[DIRECTION]:
Copy out all lines of the records in which the word "will" appears.

[EXCERPTED DATA]:
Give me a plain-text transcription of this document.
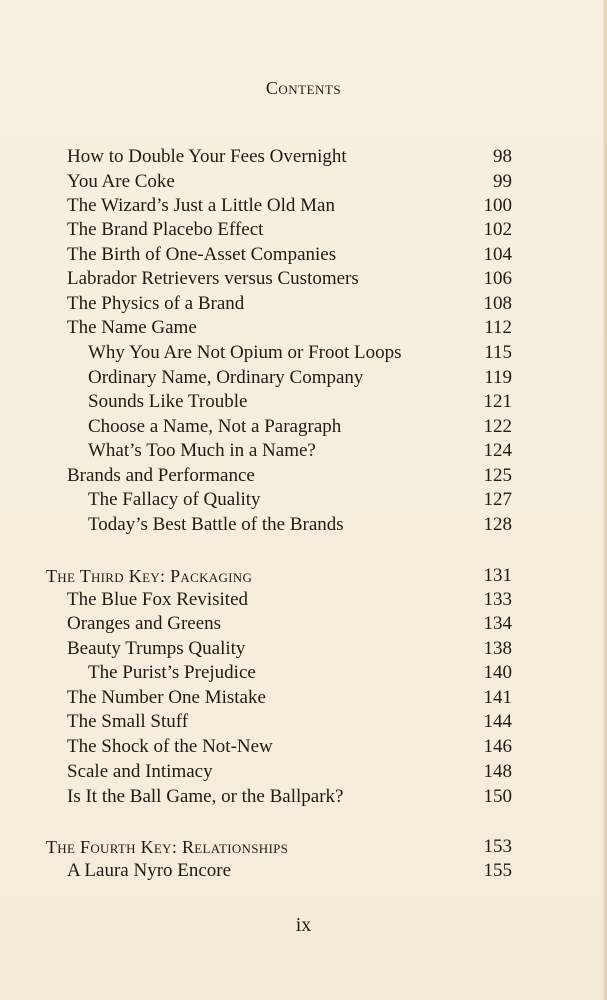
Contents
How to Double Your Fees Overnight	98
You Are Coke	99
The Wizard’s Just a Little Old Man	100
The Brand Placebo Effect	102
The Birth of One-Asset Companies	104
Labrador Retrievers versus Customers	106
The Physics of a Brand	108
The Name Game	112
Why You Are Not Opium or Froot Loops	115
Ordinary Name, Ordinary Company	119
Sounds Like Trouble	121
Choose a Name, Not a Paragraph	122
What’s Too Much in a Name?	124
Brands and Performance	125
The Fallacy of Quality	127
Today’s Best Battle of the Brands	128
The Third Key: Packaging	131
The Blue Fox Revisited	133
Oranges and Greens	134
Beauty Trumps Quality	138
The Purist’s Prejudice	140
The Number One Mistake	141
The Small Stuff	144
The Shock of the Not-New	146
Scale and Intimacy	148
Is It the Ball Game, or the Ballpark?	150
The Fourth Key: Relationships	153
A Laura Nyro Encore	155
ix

--

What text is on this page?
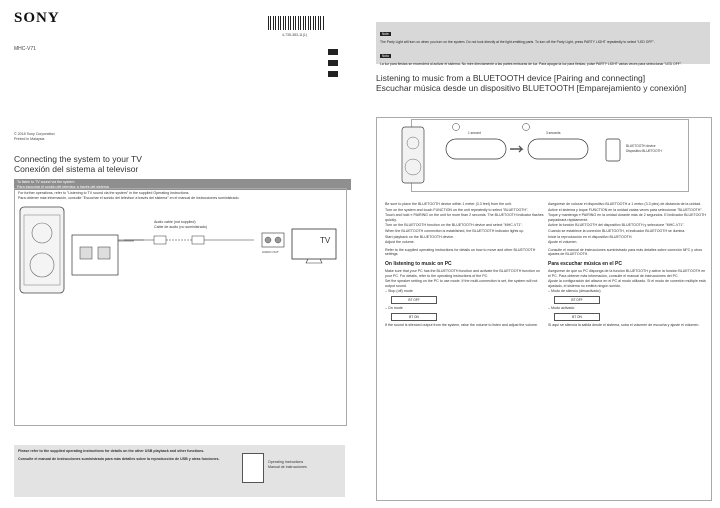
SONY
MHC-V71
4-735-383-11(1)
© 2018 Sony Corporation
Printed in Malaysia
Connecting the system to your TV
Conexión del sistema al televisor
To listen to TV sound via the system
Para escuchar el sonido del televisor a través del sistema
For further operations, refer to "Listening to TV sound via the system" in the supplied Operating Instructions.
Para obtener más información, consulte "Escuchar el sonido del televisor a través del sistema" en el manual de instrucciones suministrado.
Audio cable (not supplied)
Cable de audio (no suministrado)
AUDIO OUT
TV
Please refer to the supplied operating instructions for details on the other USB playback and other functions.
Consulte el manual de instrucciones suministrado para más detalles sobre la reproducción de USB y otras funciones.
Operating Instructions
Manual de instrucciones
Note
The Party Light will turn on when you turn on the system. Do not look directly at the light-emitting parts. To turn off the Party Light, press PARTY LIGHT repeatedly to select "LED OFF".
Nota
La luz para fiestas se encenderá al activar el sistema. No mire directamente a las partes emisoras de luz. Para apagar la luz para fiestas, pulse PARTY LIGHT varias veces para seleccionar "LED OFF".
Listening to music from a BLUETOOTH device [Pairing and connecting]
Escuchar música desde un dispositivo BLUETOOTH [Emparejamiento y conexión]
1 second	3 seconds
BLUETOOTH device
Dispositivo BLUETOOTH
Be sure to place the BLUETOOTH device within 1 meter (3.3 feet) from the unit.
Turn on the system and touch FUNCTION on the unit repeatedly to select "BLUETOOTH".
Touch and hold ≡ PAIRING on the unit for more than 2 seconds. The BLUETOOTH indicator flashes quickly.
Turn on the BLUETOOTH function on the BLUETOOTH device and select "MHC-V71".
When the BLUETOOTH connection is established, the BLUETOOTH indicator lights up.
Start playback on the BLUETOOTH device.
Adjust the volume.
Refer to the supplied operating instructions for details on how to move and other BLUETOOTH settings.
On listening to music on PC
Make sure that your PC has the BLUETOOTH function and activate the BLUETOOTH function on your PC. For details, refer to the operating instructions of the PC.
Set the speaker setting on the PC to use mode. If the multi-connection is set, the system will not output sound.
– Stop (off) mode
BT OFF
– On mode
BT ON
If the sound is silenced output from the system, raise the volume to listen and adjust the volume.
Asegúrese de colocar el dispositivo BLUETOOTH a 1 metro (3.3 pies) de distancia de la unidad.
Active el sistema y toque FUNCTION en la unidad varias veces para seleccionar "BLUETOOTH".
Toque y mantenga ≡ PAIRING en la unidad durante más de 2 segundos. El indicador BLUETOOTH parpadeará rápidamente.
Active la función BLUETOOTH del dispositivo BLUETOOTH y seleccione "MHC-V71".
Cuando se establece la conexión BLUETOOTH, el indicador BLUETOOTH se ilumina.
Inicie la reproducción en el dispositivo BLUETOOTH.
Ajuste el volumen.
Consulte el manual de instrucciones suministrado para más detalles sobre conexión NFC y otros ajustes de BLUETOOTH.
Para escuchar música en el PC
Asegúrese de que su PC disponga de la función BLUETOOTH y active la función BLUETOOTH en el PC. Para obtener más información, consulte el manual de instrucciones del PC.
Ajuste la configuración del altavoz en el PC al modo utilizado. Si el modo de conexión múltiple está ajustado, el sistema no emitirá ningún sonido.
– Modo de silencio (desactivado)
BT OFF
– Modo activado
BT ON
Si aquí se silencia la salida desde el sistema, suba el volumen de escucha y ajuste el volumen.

---

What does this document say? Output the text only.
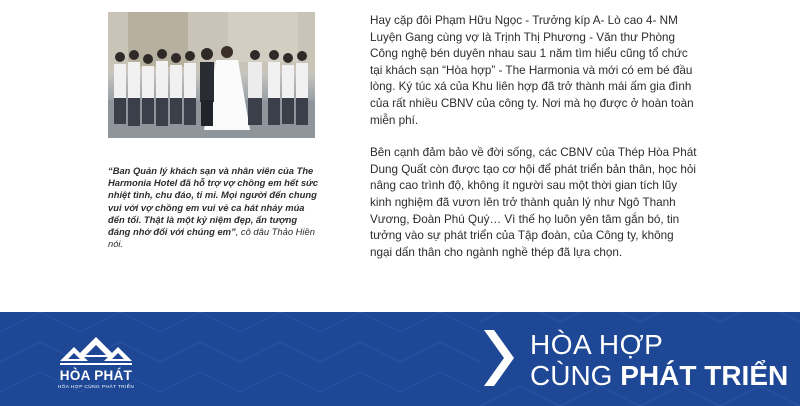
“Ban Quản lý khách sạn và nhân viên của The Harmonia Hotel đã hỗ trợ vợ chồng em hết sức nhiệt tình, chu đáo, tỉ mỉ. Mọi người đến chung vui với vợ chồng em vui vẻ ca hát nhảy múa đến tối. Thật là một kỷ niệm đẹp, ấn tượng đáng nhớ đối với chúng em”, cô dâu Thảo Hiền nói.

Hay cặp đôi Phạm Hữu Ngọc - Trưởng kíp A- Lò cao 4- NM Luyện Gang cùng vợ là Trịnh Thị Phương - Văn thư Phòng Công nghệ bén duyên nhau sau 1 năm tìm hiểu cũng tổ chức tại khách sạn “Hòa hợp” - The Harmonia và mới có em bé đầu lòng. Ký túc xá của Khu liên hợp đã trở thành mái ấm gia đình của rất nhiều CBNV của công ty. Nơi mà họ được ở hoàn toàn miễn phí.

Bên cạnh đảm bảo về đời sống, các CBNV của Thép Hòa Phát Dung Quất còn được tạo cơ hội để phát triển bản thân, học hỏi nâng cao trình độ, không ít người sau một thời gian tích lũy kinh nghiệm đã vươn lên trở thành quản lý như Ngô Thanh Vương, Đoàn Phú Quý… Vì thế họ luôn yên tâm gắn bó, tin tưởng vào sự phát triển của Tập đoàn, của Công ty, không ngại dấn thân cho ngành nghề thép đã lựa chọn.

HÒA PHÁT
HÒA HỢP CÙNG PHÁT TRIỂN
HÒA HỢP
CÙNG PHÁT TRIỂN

[ANSWER FOR THE TASK]:
The Party Light will turn on when you turn on the system. Do not look directly at the light-emitting parts. To turn off the Party Light, press PARTY LIGHT repeatedly to select "LED OFF".
Set the speaker setting on the PC to use mode. If the multi-connection is set, the system will not output sound.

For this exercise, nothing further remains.